CHALLENGE | Write out the full listing again, exactly as it stands.

[Records that describe figures]
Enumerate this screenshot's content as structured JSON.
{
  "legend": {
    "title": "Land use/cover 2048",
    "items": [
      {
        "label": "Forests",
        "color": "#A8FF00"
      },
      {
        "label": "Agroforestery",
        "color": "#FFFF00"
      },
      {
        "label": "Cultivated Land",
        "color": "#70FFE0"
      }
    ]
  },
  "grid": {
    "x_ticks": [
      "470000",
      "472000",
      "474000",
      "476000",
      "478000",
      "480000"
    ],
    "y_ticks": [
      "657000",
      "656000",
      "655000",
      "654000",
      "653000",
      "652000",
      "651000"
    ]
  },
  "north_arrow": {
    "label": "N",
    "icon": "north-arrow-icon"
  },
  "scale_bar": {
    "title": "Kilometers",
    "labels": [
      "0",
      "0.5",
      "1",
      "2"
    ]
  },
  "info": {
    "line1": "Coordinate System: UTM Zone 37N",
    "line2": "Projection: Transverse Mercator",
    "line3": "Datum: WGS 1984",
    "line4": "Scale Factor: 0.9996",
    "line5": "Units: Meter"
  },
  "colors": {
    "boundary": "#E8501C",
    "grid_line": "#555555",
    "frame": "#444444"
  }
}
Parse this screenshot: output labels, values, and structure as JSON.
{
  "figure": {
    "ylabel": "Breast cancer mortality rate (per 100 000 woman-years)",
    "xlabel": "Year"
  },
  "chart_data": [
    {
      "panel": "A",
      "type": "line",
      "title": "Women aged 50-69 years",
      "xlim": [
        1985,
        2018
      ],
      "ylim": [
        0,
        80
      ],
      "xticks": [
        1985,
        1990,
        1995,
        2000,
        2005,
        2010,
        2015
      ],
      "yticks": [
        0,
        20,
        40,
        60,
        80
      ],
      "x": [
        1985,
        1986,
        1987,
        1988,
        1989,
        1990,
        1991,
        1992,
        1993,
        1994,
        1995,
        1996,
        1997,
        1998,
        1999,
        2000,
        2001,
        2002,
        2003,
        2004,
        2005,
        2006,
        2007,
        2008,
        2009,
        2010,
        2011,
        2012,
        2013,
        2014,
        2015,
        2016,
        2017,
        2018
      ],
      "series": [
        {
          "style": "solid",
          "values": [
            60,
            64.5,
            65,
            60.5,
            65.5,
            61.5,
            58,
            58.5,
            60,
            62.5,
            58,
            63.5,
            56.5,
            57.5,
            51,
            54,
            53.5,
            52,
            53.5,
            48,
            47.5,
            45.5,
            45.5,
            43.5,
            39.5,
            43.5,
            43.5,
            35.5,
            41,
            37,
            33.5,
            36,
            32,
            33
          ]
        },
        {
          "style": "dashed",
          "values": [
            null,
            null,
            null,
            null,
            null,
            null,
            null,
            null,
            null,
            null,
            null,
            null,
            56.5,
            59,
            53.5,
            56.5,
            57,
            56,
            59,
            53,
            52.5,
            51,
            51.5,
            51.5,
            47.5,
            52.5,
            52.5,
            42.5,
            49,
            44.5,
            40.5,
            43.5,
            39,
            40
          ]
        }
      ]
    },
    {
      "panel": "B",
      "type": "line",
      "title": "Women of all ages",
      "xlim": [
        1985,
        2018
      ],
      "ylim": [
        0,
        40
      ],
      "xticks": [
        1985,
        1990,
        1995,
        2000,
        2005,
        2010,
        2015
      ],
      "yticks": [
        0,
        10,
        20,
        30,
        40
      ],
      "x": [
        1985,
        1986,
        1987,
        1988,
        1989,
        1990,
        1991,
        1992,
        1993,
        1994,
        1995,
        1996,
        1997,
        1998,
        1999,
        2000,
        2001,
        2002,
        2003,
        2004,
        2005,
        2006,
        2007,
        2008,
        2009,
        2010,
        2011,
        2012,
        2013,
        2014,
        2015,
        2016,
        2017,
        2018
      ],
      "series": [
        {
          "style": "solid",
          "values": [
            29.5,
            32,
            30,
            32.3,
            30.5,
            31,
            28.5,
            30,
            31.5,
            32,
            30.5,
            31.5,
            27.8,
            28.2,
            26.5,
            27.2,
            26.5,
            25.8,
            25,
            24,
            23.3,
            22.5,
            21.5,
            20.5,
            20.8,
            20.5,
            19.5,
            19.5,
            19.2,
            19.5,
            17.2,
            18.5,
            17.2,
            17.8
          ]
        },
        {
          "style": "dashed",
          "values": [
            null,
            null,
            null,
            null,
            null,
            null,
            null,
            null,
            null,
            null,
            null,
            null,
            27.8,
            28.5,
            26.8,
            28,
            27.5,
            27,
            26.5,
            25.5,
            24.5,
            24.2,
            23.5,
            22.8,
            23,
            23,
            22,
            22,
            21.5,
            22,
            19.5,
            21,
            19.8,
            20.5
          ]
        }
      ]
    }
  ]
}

RESULT OF THE EXERCISE |
Enumerate this screenshot's content as structured JSON.
{
  "legend": {
    "title": "Land use/cover 2048",
    "items": [
      {
        "label": "Forests",
        "color": "#A8FF00"
      },
      {
        "label": "Agroforestery",
        "color": "#FFFF00"
      },
      {
        "label": "Cultivated Land",
        "color": "#70FFE0"
      }
    ]
  },
  "grid": {
    "x_ticks": [
      "470000",
      "472000",
      "474000",
      "476000",
      "478000",
      "480000"
    ],
    "y_ticks": [
      "657000",
      "656000",
      "655000",
      "654000",
      "653000",
      "652000",
      "651000"
    ]
  },
  "north_arrow": {
    "label": "N",
    "icon": "north-arrow-icon"
  },
  "scale_bar": {
    "title": "Kilometers",
    "labels": [
      "0",
      "0.5",
      "1",
      "2"
    ]
  },
  "info": {
    "line1": "Coordinate System: UTM Zone 37N",
    "line2": "Projection: Transverse Mercator",
    "line3": "Datum: WGS 1984",
    "line4": "Scale Factor: 0.9996",
    "line5": "Units: Meter"
  },
  "colors": {
    "boundary": "#E8501C",
    "grid_line": "#555555",
    "frame": "#444444"
  }
}
Parse this screenshot: output labels, values, and structure as JSON.
{
  "figure": {
    "ylabel": "Breast cancer mortality rate (per 100 000 woman-years)",
    "xlabel": "Year"
  },
  "chart_data": [
    {
      "panel": "A",
      "type": "line",
      "title": "Women aged 50-69 years",
      "xlim": [
        1985,
        2018
      ],
      "ylim": [
        0,
        80
      ],
      "xticks": [
        1985,
        1990,
        1995,
        2000,
        2005,
        2010,
        2015
      ],
      "yticks": [
        0,
        20,
        40,
        60,
        80
      ],
      "x": [
        1985,
        1986,
        1987,
        1988,
        1989,
        1990,
        1991,
        1992,
        1993,
        1994,
        1995,
        1996,
        1997,
        1998,
        1999,
        2000,
        2001,
        2002,
        2003,
        2004,
        2005,
        2006,
        2007,
        2008,
        2009,
        2010,
        2011,
        2012,
        2013,
        2014,
        2015,
        2016,
        2017,
        2018
      ],
      "series": [
        {
          "style": "solid",
          "values": [
            60,
            64.5,
            65,
            60.5,
            65.5,
            61.5,
            58,
            58.5,
            60,
            62.5,
            58,
            63.5,
            56.5,
            57.5,
            51,
            54,
            53.5,
            52,
            53.5,
            48,
            47.5,
            45.5,
            45.5,
            43.5,
            39.5,
            43.5,
            43.5,
            35.5,
            41,
            37,
            33.5,
            36,
            32,
            33
          ]
        },
        {
          "style": "dashed",
          "values": [
            null,
            null,
            null,
            null,
            null,
            null,
            null,
            null,
            null,
            null,
            null,
            null,
            56.5,
            59,
            53.5,
            56.5,
            57,
            56,
            59,
            53,
            52.5,
            51,
            51.5,
            51.5,
            47.5,
            52.5,
            52.5,
            42.5,
            49,
            44.5,
            40.5,
            43.5,
            39,
            40
          ]
        }
      ]
    },
    {
      "panel": "B",
      "type": "line",
      "title": "Women of all ages",
      "xlim": [
        1985,
        2018
      ],
      "ylim": [
        0,
        40
      ],
      "xticks": [
        1985,
        1990,
        1995,
        2000,
        2005,
        2010,
        2015
      ],
      "yticks": [
        0,
        10,
        20,
        30,
        40
      ],
      "x": [
        1985,
        1986,
        1987,
        1988,
        1989,
        1990,
        1991,
        1992,
        1993,
        1994,
        1995,
        1996,
        1997,
        1998,
        1999,
        2000,
        2001,
        2002,
        2003,
        2004,
        2005,
        2006,
        2007,
        2008,
        2009,
        2010,
        2011,
        2012,
        2013,
        2014,
        2015,
        2016,
        2017,
        2018
      ],
      "series": [
        {
          "style": "solid",
          "values": [
            29.5,
            32,
            30,
            32.3,
            30.5,
            31,
            28.5,
            30,
            31.5,
            32,
            30.5,
            31.5,
            27.8,
            28.2,
            26.5,
            27.2,
            26.5,
            25.8,
            25,
            24,
            23.3,
            22.5,
            21.5,
            20.5,
            20.8,
            20.5,
            19.5,
            19.5,
            19.2,
            19.5,
            17.2,
            18.5,
            17.2,
            17.8
          ]
        },
        {
          "style": "dashed",
          "values": [
            null,
            null,
            null,
            null,
            null,
            null,
            null,
            null,
            null,
            null,
            null,
            null,
            27.8,
            28.5,
            26.8,
            28,
            27.5,
            27,
            26.5,
            25.5,
            24.5,
            24.2,
            23.5,
            22.8,
            23,
            23,
            22,
            22,
            21.5,
            22,
            19.5,
            21,
            19.8,
            20.5
          ]
        }
      ]
    }
  ]
}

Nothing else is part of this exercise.